Read the material below. Count the lines containing "وأثبتنا" and give that count alone.

* BEGIN EXCERPTED DATA *

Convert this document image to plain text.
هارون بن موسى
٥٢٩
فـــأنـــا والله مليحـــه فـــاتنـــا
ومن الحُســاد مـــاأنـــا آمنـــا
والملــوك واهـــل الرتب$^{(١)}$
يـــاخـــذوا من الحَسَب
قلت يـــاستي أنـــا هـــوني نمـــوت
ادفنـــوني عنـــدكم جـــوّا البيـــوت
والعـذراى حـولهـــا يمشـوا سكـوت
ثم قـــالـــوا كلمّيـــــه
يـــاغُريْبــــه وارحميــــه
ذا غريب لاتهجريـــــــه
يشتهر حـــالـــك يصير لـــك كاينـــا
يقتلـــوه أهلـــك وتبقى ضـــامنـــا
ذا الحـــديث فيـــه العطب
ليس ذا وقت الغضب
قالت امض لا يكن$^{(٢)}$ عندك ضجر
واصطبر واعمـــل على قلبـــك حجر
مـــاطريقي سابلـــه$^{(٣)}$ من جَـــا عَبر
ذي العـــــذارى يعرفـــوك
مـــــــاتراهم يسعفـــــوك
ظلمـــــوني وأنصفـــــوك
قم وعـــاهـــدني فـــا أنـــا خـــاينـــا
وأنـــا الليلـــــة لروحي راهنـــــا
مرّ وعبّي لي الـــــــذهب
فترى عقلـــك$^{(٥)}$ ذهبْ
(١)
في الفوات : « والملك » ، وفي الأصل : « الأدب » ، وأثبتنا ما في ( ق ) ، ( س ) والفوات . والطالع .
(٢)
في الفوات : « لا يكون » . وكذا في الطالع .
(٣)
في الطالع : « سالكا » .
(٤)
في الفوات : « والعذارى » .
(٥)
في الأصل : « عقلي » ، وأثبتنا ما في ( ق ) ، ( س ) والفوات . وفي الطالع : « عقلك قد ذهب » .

* END EXCERPTED DATA *

**FINAL ANSWER**
2